__YOUR GOAL__:
Within the listing below, locate all lines containing the word "test". Copy each one.

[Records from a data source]
◇ ◇ ◇

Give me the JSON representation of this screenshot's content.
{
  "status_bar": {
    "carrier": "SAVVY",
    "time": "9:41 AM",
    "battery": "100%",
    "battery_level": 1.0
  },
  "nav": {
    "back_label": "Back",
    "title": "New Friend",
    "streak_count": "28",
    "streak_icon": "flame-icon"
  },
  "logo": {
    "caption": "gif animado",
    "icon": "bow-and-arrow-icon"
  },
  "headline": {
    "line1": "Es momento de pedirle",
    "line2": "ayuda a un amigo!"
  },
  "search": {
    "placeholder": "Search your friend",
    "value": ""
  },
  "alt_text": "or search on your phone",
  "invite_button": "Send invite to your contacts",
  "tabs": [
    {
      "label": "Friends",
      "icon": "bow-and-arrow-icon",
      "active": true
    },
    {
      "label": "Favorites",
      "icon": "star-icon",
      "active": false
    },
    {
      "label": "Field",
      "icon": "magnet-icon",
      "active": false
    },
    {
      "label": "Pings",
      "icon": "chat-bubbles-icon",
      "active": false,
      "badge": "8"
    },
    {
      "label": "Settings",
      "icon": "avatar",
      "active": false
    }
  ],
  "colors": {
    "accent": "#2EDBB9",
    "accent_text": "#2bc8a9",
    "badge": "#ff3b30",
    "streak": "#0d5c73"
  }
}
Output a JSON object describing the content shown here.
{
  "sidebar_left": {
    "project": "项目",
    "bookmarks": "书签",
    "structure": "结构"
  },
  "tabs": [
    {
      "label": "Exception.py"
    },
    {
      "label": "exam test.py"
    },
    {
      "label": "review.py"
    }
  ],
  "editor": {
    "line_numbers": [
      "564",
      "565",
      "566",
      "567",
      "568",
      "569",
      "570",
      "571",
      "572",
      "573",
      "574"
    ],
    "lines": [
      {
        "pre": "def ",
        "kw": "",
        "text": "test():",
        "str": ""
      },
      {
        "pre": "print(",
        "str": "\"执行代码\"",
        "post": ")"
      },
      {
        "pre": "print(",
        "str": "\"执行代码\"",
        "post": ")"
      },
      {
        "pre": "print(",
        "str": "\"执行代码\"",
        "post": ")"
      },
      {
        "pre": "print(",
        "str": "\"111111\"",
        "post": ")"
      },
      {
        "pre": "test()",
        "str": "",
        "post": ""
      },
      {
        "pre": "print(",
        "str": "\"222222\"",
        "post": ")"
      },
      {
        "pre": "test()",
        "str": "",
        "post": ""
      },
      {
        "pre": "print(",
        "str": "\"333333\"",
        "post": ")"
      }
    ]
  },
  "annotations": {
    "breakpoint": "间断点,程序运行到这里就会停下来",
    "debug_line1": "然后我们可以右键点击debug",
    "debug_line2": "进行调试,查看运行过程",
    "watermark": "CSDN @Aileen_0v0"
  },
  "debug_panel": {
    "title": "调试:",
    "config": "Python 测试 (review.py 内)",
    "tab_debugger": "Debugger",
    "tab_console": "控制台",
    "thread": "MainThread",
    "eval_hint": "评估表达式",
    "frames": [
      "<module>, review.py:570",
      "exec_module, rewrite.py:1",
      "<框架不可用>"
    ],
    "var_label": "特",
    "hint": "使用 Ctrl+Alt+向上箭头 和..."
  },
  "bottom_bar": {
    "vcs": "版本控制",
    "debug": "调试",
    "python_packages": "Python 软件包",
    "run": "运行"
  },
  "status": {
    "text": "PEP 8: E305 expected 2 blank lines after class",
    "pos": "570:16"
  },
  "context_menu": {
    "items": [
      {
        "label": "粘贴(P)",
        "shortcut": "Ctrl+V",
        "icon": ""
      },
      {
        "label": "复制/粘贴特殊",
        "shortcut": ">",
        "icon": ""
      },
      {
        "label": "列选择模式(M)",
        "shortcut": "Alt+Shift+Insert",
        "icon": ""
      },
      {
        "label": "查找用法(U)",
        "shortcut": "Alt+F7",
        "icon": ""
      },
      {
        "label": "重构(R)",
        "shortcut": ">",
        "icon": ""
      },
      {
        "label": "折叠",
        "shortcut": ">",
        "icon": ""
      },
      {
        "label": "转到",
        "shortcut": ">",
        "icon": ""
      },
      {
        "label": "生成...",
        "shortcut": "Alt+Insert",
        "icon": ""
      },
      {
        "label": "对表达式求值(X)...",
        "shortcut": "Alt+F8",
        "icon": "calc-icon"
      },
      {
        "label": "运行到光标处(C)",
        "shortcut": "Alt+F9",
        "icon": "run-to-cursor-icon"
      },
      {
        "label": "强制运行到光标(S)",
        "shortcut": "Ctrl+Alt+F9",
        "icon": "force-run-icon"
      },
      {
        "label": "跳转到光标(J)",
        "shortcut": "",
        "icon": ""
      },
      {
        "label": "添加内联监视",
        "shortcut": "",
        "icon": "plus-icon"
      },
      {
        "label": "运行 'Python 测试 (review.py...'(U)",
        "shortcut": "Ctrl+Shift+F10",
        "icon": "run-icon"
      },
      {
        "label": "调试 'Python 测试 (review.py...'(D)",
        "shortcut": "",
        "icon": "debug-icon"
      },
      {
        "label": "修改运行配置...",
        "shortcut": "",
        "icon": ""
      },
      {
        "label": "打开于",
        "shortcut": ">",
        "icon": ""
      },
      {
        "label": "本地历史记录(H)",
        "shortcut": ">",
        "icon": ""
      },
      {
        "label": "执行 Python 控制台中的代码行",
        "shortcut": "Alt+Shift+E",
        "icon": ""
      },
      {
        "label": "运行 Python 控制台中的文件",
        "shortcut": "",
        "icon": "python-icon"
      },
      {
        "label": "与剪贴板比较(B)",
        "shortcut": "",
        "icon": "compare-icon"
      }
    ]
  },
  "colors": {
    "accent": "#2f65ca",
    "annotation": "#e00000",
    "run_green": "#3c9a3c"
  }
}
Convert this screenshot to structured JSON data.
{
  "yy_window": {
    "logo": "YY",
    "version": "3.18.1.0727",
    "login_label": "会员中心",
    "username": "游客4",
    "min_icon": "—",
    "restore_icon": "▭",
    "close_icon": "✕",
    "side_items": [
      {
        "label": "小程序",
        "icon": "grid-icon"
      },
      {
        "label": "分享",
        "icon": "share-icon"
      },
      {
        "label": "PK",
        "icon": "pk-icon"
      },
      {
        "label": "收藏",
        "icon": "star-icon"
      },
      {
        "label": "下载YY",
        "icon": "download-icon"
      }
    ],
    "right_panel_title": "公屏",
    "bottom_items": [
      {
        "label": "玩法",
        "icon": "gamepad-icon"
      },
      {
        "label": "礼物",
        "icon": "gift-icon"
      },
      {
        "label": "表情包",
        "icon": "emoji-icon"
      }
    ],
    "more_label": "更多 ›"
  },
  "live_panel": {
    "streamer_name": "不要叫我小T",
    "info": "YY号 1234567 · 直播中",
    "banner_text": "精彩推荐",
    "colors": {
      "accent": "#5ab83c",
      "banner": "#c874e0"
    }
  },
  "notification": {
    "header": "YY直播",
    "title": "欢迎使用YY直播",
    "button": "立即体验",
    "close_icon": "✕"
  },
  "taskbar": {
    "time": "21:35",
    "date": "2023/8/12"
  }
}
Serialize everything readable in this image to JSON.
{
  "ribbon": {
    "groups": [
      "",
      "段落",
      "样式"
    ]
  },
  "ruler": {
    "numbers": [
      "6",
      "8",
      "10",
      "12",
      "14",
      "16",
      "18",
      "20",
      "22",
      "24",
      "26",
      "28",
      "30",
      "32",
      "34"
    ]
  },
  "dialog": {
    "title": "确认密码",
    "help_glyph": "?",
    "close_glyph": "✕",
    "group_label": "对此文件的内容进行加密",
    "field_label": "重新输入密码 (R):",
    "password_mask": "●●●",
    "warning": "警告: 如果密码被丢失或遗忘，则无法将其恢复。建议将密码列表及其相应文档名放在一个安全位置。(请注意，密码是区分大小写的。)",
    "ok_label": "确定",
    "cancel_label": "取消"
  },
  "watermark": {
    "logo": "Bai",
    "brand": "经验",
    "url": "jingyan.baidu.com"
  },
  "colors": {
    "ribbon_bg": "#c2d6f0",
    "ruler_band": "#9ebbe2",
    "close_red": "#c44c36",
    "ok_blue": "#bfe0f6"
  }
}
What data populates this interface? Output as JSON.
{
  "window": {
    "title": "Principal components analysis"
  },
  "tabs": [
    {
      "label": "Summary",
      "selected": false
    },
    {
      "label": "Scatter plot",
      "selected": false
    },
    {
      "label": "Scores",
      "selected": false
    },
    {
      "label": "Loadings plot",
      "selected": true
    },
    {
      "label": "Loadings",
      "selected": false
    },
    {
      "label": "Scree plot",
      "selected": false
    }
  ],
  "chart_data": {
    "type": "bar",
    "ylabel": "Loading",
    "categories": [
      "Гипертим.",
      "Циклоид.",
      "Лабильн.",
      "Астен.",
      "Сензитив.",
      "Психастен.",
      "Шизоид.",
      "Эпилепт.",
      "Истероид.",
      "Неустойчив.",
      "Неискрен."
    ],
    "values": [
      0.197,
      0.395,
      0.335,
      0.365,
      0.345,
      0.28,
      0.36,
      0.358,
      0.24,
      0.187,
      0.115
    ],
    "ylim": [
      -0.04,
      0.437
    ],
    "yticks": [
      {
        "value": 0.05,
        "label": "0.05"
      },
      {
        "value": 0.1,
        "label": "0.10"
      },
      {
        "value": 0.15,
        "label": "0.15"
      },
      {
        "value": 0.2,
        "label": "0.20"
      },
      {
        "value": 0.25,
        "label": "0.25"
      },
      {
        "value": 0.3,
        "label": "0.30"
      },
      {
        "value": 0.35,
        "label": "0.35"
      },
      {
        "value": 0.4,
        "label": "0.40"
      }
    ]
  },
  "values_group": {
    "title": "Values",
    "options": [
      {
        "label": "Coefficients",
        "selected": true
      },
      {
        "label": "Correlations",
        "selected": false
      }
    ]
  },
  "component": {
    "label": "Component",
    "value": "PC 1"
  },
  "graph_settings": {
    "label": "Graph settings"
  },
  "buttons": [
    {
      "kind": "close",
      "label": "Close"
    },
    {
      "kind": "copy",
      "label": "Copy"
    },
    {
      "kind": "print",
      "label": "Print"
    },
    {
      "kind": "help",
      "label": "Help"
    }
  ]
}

◇ ◇ ◇

__WRITTEN REPLY__:
      "label": "exam test.py"
        "text": "test():",
        "pre": "test()",
        "pre": "test()",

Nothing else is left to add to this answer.